§ **Input records**:
□ □ □ □
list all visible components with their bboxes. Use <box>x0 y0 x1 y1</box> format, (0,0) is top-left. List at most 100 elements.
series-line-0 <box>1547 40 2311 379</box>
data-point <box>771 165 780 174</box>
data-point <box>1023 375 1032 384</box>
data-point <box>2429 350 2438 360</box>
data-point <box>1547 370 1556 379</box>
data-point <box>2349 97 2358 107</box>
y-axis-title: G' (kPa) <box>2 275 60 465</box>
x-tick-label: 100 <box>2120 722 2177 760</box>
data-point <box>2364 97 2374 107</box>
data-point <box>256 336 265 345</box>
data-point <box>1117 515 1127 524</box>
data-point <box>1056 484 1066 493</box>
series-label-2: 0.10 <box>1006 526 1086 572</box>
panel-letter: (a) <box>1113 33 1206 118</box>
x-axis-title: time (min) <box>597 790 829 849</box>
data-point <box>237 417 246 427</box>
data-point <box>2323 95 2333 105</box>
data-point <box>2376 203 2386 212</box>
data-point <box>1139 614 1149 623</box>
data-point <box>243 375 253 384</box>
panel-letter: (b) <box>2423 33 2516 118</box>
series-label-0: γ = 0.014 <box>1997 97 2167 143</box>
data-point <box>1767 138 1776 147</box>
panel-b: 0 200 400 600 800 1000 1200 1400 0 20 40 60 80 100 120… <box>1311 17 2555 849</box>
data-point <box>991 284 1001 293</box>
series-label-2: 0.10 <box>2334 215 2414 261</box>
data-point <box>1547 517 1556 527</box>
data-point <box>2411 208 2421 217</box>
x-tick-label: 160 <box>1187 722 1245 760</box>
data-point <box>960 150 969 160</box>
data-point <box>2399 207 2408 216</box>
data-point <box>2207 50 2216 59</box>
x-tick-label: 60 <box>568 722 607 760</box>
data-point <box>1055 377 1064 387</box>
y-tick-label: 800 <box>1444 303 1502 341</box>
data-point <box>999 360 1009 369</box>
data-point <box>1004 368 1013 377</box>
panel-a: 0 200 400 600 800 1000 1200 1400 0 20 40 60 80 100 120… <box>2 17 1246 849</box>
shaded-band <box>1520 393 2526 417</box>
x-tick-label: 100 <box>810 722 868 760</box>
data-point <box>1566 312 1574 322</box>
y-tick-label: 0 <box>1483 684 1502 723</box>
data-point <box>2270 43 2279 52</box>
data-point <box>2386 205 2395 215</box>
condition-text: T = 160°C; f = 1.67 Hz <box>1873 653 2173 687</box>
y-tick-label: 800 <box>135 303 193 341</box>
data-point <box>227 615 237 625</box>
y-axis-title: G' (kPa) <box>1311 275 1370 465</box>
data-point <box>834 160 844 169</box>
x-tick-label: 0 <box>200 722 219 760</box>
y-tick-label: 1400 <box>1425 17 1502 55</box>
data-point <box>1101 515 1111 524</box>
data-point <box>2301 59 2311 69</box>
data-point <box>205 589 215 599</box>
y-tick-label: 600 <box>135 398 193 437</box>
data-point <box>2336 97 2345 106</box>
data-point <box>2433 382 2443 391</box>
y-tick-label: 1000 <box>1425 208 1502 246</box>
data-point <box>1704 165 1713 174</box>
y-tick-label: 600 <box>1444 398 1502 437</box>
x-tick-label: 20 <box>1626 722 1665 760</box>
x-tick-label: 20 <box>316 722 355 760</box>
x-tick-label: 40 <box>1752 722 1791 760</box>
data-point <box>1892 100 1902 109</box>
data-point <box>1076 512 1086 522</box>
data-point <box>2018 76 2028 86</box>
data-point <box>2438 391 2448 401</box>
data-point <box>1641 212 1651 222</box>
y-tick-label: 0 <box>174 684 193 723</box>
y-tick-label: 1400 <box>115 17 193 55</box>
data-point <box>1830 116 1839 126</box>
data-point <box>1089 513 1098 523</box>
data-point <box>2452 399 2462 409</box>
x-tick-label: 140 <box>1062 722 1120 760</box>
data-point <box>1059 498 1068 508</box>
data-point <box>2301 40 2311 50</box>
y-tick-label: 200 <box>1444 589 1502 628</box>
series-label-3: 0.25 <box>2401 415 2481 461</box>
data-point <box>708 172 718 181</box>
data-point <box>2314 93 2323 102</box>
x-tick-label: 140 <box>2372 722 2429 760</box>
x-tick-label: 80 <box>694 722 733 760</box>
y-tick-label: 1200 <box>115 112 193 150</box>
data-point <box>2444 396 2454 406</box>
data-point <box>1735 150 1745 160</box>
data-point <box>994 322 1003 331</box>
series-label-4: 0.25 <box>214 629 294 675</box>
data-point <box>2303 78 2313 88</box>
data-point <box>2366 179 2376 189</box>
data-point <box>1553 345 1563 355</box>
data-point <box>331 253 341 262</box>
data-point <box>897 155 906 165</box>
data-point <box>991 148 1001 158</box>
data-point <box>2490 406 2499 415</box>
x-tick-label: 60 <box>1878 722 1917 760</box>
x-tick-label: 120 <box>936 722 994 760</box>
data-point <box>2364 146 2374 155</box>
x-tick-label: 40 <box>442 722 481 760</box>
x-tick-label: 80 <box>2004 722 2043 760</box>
□ □ □ □
§ **Required task**:
Reproduce the items above verbatim, line for line.

§ **In response**:
list all visible components with their bboxes. Use <box>x0 y0 x1 y1</box> format, (0,0) is top-left. List at most 100 elements.
series-line-0 <box>1547 40 2311 379</box>
data-point <box>771 165 780 174</box>
data-point <box>1023 375 1032 384</box>
data-point <box>2429 350 2438 360</box>
data-point <box>1547 370 1556 379</box>
data-point <box>2349 97 2358 107</box>
y-axis-title: G' (kPa) <box>2 275 60 465</box>
x-tick-label: 100 <box>2120 722 2177 760</box>
data-point <box>2364 97 2374 107</box>
data-point <box>256 336 265 345</box>
data-point <box>1117 515 1127 524</box>
data-point <box>1056 484 1066 493</box>
series-label-2: 0.10 <box>1006 526 1086 572</box>
panel-letter: (a) <box>1113 33 1206 118</box>
x-axis-title: time (min) <box>597 790 829 849</box>
data-point <box>237 417 246 427</box>
data-point <box>2323 95 2333 105</box>
data-point <box>2376 203 2386 212</box>
data-point <box>1139 614 1149 623</box>
data-point <box>243 375 253 384</box>
panel-letter: (b) <box>2423 33 2516 118</box>
series-label-0: γ = 0.014 <box>1997 97 2167 143</box>
data-point <box>1767 138 1776 147</box>
panel-b: 0 200 400 600 800 1000 1200 1400 0 20 40 60 80 100 120… <box>1311 17 2555 849</box>
data-point <box>991 284 1001 293</box>
series-label-2: 0.10 <box>2334 215 2414 261</box>
data-point <box>1547 517 1556 527</box>
data-point <box>2411 208 2421 217</box>
x-tick-label: 160 <box>1187 722 1245 760</box>
data-point <box>960 150 969 160</box>
data-point <box>2399 207 2408 216</box>
data-point <box>2207 50 2216 59</box>
x-tick-label: 60 <box>568 722 607 760</box>
data-point <box>1055 377 1064 387</box>
y-tick-label: 800 <box>1444 303 1502 341</box>
data-point <box>999 360 1009 369</box>
data-point <box>1004 368 1013 377</box>
panel-a: 0 200 400 600 800 1000 1200 1400 0 20 40 60 80 100 120… <box>2 17 1246 849</box>
shaded-band <box>1520 393 2526 417</box>
x-tick-label: 100 <box>810 722 868 760</box>
data-point <box>1566 312 1574 322</box>
y-tick-label: 0 <box>1483 684 1502 723</box>
data-point <box>2270 43 2279 52</box>
data-point <box>2386 205 2395 215</box>
condition-text: T = 160°C; f = 1.67 Hz <box>1873 653 2173 687</box>
y-tick-label: 800 <box>135 303 193 341</box>
data-point <box>227 615 237 625</box>
y-axis-title: G' (kPa) <box>1311 275 1370 465</box>
data-point <box>834 160 844 169</box>
x-tick-label: 0 <box>200 722 219 760</box>
y-tick-label: 1400 <box>1425 17 1502 55</box>
data-point <box>1101 515 1111 524</box>
data-point <box>2301 59 2311 69</box>
data-point <box>205 589 215 599</box>
y-tick-label: 600 <box>135 398 193 437</box>
data-point <box>2336 97 2345 106</box>
data-point <box>2433 382 2443 391</box>
y-tick-label: 1000 <box>1425 208 1502 246</box>
data-point <box>1704 165 1713 174</box>
y-tick-label: 600 <box>1444 398 1502 437</box>
x-tick-label: 20 <box>1626 722 1665 760</box>
x-tick-label: 20 <box>316 722 355 760</box>
x-tick-label: 40 <box>1752 722 1791 760</box>
data-point <box>1892 100 1902 109</box>
data-point <box>1076 512 1086 522</box>
data-point <box>2018 76 2028 86</box>
data-point <box>2438 391 2448 401</box>
data-point <box>1641 212 1651 222</box>
y-tick-label: 0 <box>174 684 193 723</box>
y-tick-label: 1400 <box>115 17 193 55</box>
data-point <box>1830 116 1839 126</box>
data-point <box>1089 513 1098 523</box>
data-point <box>2452 399 2462 409</box>
x-tick-label: 140 <box>1062 722 1120 760</box>
data-point <box>1059 498 1068 508</box>
data-point <box>2301 40 2311 50</box>
y-tick-label: 200 <box>1444 589 1502 628</box>
series-label-3: 0.25 <box>2401 415 2481 461</box>
data-point <box>708 172 718 181</box>
data-point <box>2314 93 2323 102</box>
x-tick-label: 140 <box>2372 722 2429 760</box>
x-tick-label: 80 <box>694 722 733 760</box>
y-tick-label: 1200 <box>115 112 193 150</box>
data-point <box>2444 396 2454 406</box>
data-point <box>1735 150 1745 160</box>
data-point <box>994 322 1003 331</box>
series-label-4: 0.25 <box>214 629 294 675</box>
data-point <box>2303 78 2313 88</box>
data-point <box>2366 179 2376 189</box>
data-point <box>1553 345 1563 355</box>
data-point <box>331 253 341 262</box>
data-point <box>897 155 906 165</box>
data-point <box>991 148 1001 158</box>
data-point <box>2490 406 2499 415</box>
x-tick-label: 60 <box>1878 722 1917 760</box>
x-tick-label: 120 <box>936 722 994 760</box>
data-point <box>2364 146 2374 155</box>
x-tick-label: 40 <box>442 722 481 760</box>
x-tick-label: 80 <box>2004 722 2043 760</box>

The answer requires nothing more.